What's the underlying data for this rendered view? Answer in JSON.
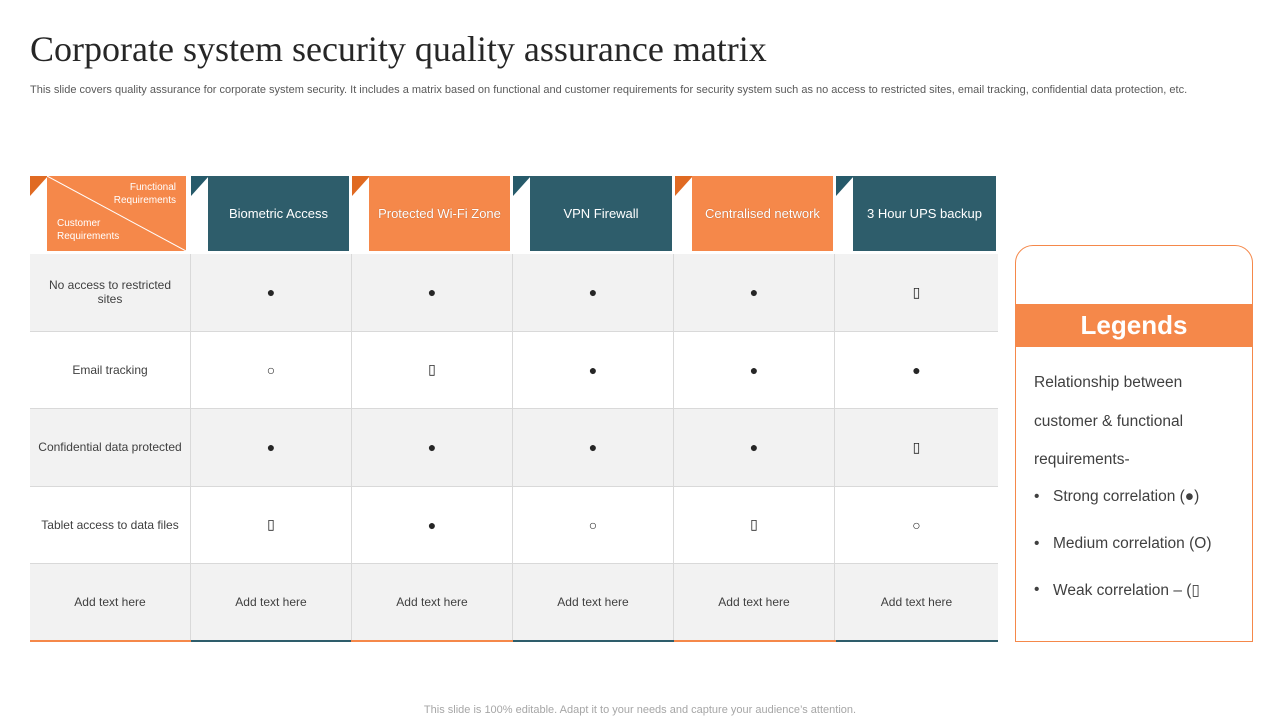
{
  "title": "Corporate system security quality assurance matrix",
  "subtitle": "This slide covers quality assurance for corporate system security. It includes a matrix based on functional and customer requirements for security system such as no access to restricted sites, email tracking, confidential data protection, etc.",
  "corner": {
    "functional_line1": "Functional",
    "functional_line2": "Requirements",
    "customer_line1": "Customer",
    "customer_line2": "Requirements"
  },
  "columns": [
    {
      "label": "Biometric Access",
      "style": "teal"
    },
    {
      "label": "Protected Wi-Fi Zone",
      "style": "orange"
    },
    {
      "label": "VPN Firewall",
      "style": "teal"
    },
    {
      "label": "Centralised network",
      "style": "orange"
    },
    {
      "label": "3 Hour UPS backup",
      "style": "teal"
    }
  ],
  "rows": [
    {
      "label": "No access to restricted sites",
      "values": [
        "●",
        "●",
        "●",
        "●",
        "▯"
      ]
    },
    {
      "label": "Email tracking",
      "values": [
        "○",
        "▯",
        "●",
        "●",
        "●"
      ]
    },
    {
      "label": "Confidential data protected",
      "values": [
        "●",
        "●",
        "●",
        "●",
        "▯"
      ]
    },
    {
      "label": "Tablet access to data files",
      "values": [
        "▯",
        "●",
        "○",
        "▯",
        "○"
      ]
    },
    {
      "label": "Add text here",
      "values": [
        "Add text here",
        "Add text here",
        "Add text here",
        "Add text here",
        "Add text here"
      ]
    }
  ],
  "legend": {
    "heading": "Legends",
    "intro_line1": "Relationship between",
    "intro_line2": "customer & functional",
    "intro_line3": "requirements-",
    "items": [
      "Strong correlation (●)",
      "Medium correlation (O)",
      "Weak correlation – (▯"
    ],
    "bullet": "•"
  },
  "footer": "This slide is 100% editable. Adapt it to your needs and capture your audience’s attention.",
  "colors": {
    "accent_orange": "#f5884a",
    "accent_teal": "#2e5d6b",
    "row_shade": "#f2f2f2"
  }
}
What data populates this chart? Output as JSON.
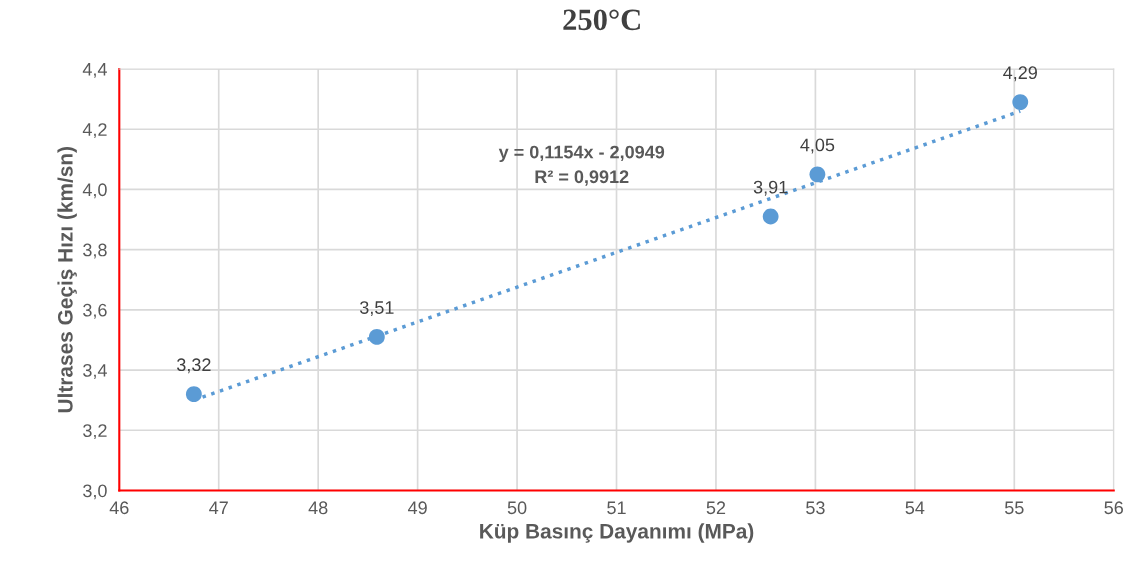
{
  "chart_data": {
    "type": "scatter",
    "title": "250°C",
    "xlabel": "Küp Basınç Dayanımı (MPa)",
    "ylabel": "Ultrases Geçiş Hızı (km/sn)",
    "x": [
      46.75,
      48.59,
      52.55,
      53.02,
      55.06
    ],
    "series": [
      {
        "color": "#5b9bd5",
        "marker": "circle",
        "values": [
          3.32,
          3.51,
          3.91,
          4.05,
          4.29
        ],
        "value_labels": [
          "3,32",
          "3,51",
          "3,91",
          "4,05",
          "4,29"
        ]
      },
      {
        "type": "line",
        "color": "#5b9bd5",
        "line_style": "dotted",
        "marker": "none",
        "x": [
          46.75,
          55.06
        ],
        "values": [
          3.3,
          4.26
        ]
      }
    ],
    "annotations": [
      "y = 0,1154x - 2,0949\nR² = 0,9912"
    ],
    "xlim": [
      46,
      56
    ],
    "xticks": [
      46,
      47,
      48,
      49,
      50,
      51,
      52,
      53,
      54,
      55,
      56
    ],
    "ylim": [
      3.0,
      4.4
    ],
    "yticks": [
      {
        "value": 3.0,
        "label": "3,0"
      },
      {
        "value": 3.2,
        "label": "3,2"
      },
      {
        "value": 3.4,
        "label": "3,4"
      },
      {
        "value": 3.6,
        "label": "3,6"
      },
      {
        "value": 3.8,
        "label": "3,8"
      },
      {
        "value": 4.0,
        "label": "4,0"
      },
      {
        "value": 4.2,
        "label": "4,2"
      },
      {
        "value": 4.4,
        "label": "4,4"
      }
    ],
    "grid": true,
    "legend": false
  }
}
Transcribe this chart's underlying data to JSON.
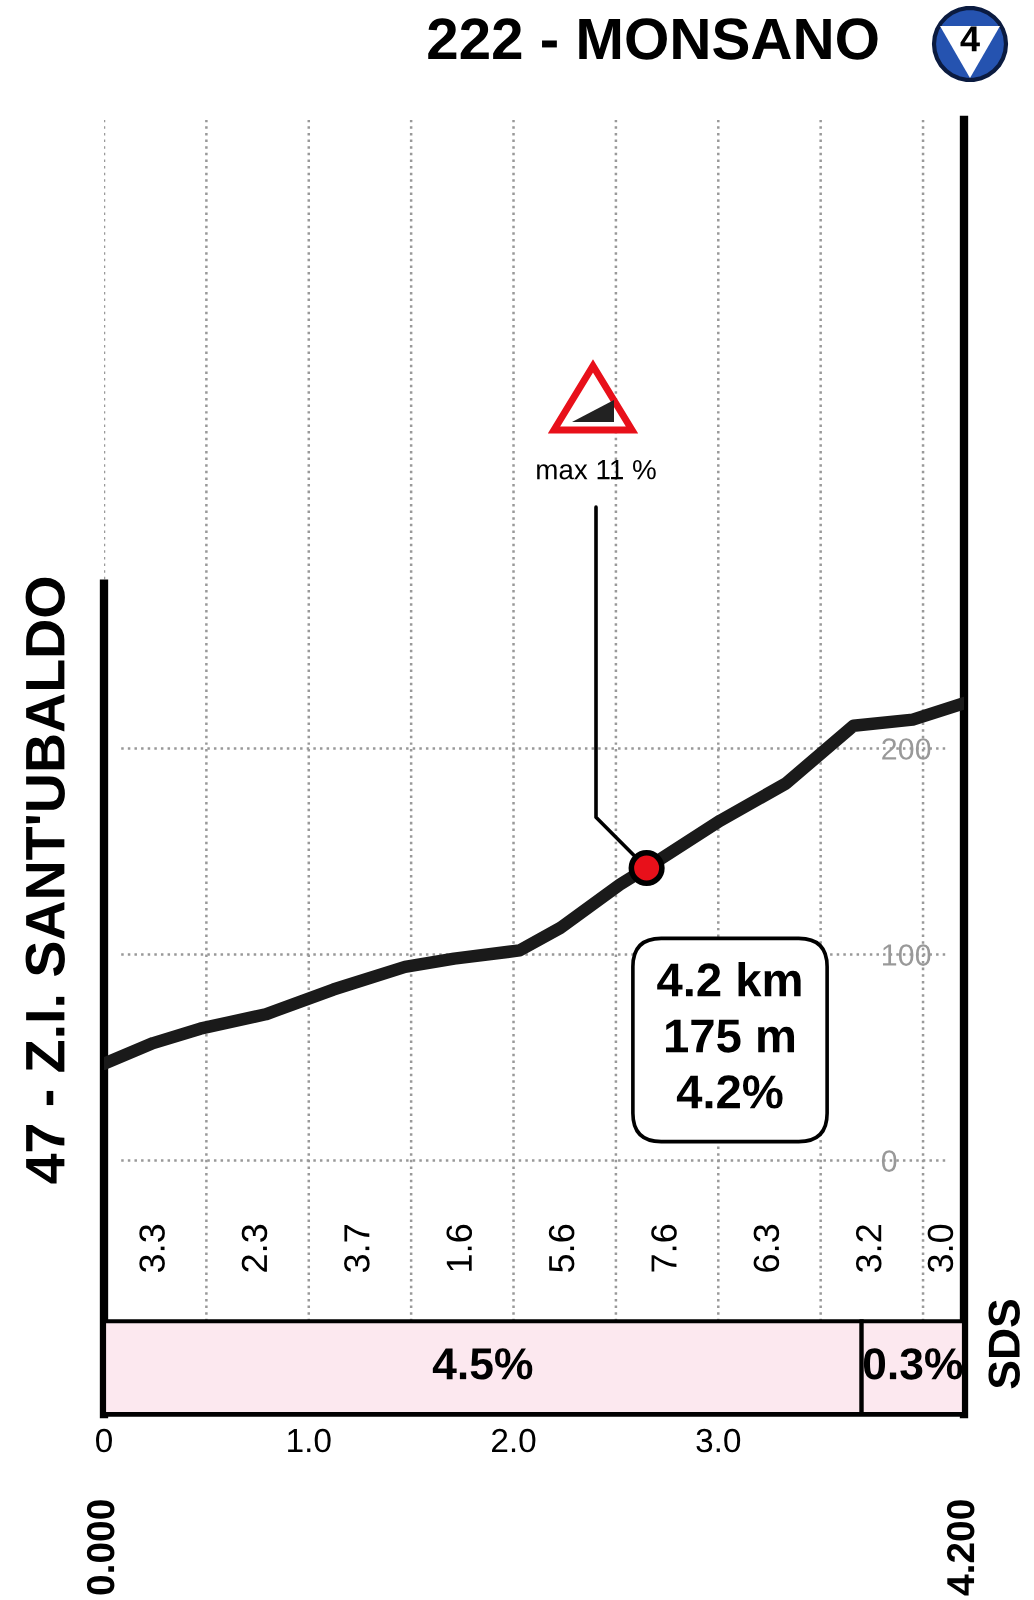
{
  "chart_data": {
    "type": "line",
    "color": "#1a1a1a",
    "line_style": "solid",
    "x": [
      0,
      0.24,
      0.47,
      0.79,
      1.12,
      1.47,
      1.71,
      2.03,
      2.23,
      2.52,
      2.65,
      3.01,
      3.33,
      3.66,
      3.95,
      4.2
    ],
    "values": [
      47,
      57,
      64,
      71,
      83,
      94,
      98,
      102,
      113,
      134,
      142,
      165,
      183,
      211,
      214,
      222
    ],
    "xlim": [
      0,
      4.2
    ],
    "ylim": [
      -123,
      505
    ],
    "xticks": [
      {
        "value": 0,
        "label": "0"
      },
      {
        "value": 0.5,
        "label": null
      },
      {
        "value": 1.0,
        "label": "1.0"
      },
      {
        "value": 1.5,
        "label": null
      },
      {
        "value": 2.0,
        "label": "2.0"
      },
      {
        "value": 2.5,
        "label": null
      },
      {
        "value": 3.0,
        "label": "3.0"
      },
      {
        "value": 3.5,
        "label": null
      },
      {
        "value": 4.0,
        "label": null
      }
    ],
    "yticks": [
      0,
      100,
      200
    ],
    "grid": true,
    "bands": [
      {
        "axis": "x",
        "from": 0,
        "to": 3.7,
        "label": "4.5%",
        "color": "#fce8ef"
      },
      {
        "axis": "x",
        "from": 3.7,
        "to": 4.2,
        "label": "0.3%",
        "color": "#fce8ef"
      }
    ],
    "annotations": [
      "222 - MONSANO",
      "47 - Z.I. SANT'UBALDO",
      {
        "text": "max 11 %",
        "x": 2.65,
        "y": 142
      },
      "4.2 km\n175 m\n4.2%",
      "4",
      "SDS",
      {
        "text": "0.000",
        "x": 0,
        "y": -123
      },
      {
        "text": "4.200",
        "x": 4.2,
        "y": -123
      },
      "3.3",
      "2.3",
      "3.7",
      "1.6",
      "5.6",
      "7.6",
      "6.3",
      "3.2",
      "3.0"
    ]
  }
}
---*---
• Exercise requirements
The pictures should not be reproduced; quote all of the other material exactly.

• Result below
What's the underlying data for this rendered view? Answer in JSON.
{
  "title": "Corporate system security quality assurance matrix",
  "subtitle": "This slide covers quality assurance for corporate system security. It includes a matrix based on functional and customer requirements for security system such as no access to restricted sites, email tracking, confidential data protection, etc.",
  "corner": {
    "functional_line1": "Functional",
    "functional_line2": "Requirements",
    "customer_line1": "Customer",
    "customer_line2": "Requirements"
  },
  "columns": [
    {
      "label": "Biometric Access",
      "style": "teal"
    },
    {
      "label": "Protected Wi-Fi Zone",
      "style": "orange"
    },
    {
      "label": "VPN Firewall",
      "style": "teal"
    },
    {
      "label": "Centralised network",
      "style": "orange"
    },
    {
      "label": "3 Hour UPS backup",
      "style": "teal"
    }
  ],
  "rows": [
    {
      "label": "No access to restricted sites",
      "values": [
        "●",
        "●",
        "●",
        "●",
        "▯"
      ]
    },
    {
      "label": "Email tracking",
      "values": [
        "○",
        "▯",
        "●",
        "●",
        "●"
      ]
    },
    {
      "label": "Confidential data protected",
      "values": [
        "●",
        "●",
        "●",
        "●",
        "▯"
      ]
    },
    {
      "label": "Tablet access to data files",
      "values": [
        "▯",
        "●",
        "○",
        "▯",
        "○"
      ]
    },
    {
      "label": "Add text here",
      "values": [
        "Add text here",
        "Add text here",
        "Add text here",
        "Add text here",
        "Add text here"
      ]
    }
  ],
  "legend": {
    "heading": "Legends",
    "intro_line1": "Relationship between",
    "intro_line2": "customer & functional",
    "intro_line3": "requirements-",
    "items": [
      "Strong correlation (●)",
      "Medium correlation (O)",
      "Weak correlation – (▯"
    ],
    "bullet": "•"
  },
  "footer": "This slide is 100% editable. Adapt it to your needs and capture your audience’s attention.",
  "colors": {
    "accent_orange": "#f5884a",
    "accent_teal": "#2e5d6b",
    "row_shade": "#f2f2f2"
  }
}
What data populates this chart? Output as JSON.
{
  "chart_data": {
    "type": "scatter",
    "title": "250°C",
    "xlabel": "Küp Basınç Dayanımı (MPa)",
    "ylabel": "Ultrases Geçiş Hızı (km/sn)",
    "x": [
      46.75,
      48.59,
      52.55,
      53.02,
      55.06
    ],
    "series": [
      {
        "color": "#5b9bd5",
        "marker": "circle",
        "values": [
          3.32,
          3.51,
          3.91,
          4.05,
          4.29
        ],
        "value_labels": [
          "3,32",
          "3,51",
          "3,91",
          "4,05",
          "4,29"
        ]
      },
      {
        "type": "line",
        "color": "#5b9bd5",
        "line_style": "dotted",
        "marker": "none",
        "x": [
          46.75,
          55.06
        ],
        "values": [
          3.3,
          4.26
        ]
      }
    ],
    "annotations": [
      "y = 0,1154x - 2,0949\nR² = 0,9912"
    ],
    "xlim": [
      46,
      56
    ],
    "xticks": [
      46,
      47,
      48,
      49,
      50,
      51,
      52,
      53,
      54,
      55,
      56
    ],
    "ylim": [
      3.0,
      4.4
    ],
    "yticks": [
      {
        "value": 3.0,
        "label": "3,0"
      },
      {
        "value": 3.2,
        "label": "3,2"
      },
      {
        "value": 3.4,
        "label": "3,4"
      },
      {
        "value": 3.6,
        "label": "3,6"
      },
      {
        "value": 3.8,
        "label": "3,8"
      },
      {
        "value": 4.0,
        "label": "4,0"
      },
      {
        "value": 4.2,
        "label": "4,2"
      },
      {
        "value": 4.4,
        "label": "4,4"
      }
    ],
    "grid": true,
    "legend": false
  }
}
Transcribe this chart's underlying data to JSON.
{
  "chart_data": {
    "type": "line",
    "color": "#1a1a1a",
    "line_style": "solid",
    "x": [
      0,
      0.24,
      0.47,
      0.79,
      1.12,
      1.47,
      1.71,
      2.03,
      2.23,
      2.52,
      2.65,
      3.01,
      3.33,
      3.66,
      3.95,
      4.2
    ],
    "values": [
      47,
      57,
      64,
      71,
      83,
      94,
      98,
      102,
      113,
      134,
      142,
      165,
      183,
      211,
      214,
      222
    ],
    "xlim": [
      0,
      4.2
    ],
    "ylim": [
      -123,
      505
    ],
    "xticks": [
      {
        "value": 0,
        "label": "0"
      },
      {
        "value": 0.5,
        "label": null
      },
      {
        "value": 1.0,
        "label": "1.0"
      },
      {
        "value": 1.5,
        "label": null
      },
      {
        "value": 2.0,
        "label": "2.0"
      },
      {
        "value": 2.5,
        "label": null
      },
      {
        "value": 3.0,
        "label": "3.0"
      },
      {
        "value": 3.5,
        "label": null
      },
      {
        "value": 4.0,
        "label": null
      }
    ],
    "yticks": [
      0,
      100,
      200
    ],
    "grid": true,
    "bands": [
      {
        "axis": "x",
        "from": 0,
        "to": 3.7,
        "label": "4.5%",
        "color": "#fce8ef"
      },
      {
        "axis": "x",
        "from": 3.7,
        "to": 4.2,
        "label": "0.3%",
        "color": "#fce8ef"
      }
    ],
    "annotations": [
      "222 - MONSANO",
      "47 - Z.I. SANT'UBALDO",
      {
        "text": "max 11 %",
        "x": 2.65,
        "y": 142
      },
      "4.2 km\n175 m\n4.2%",
      "4",
      "SDS",
      {
        "text": "0.000",
        "x": 0,
        "y": -123
      },
      {
        "text": "4.200",
        "x": 4.2,
        "y": -123
      },
      "3.3",
      "2.3",
      "3.7",
      "1.6",
      "5.6",
      "7.6",
      "6.3",
      "3.2",
      "3.0"
    ]
  }
}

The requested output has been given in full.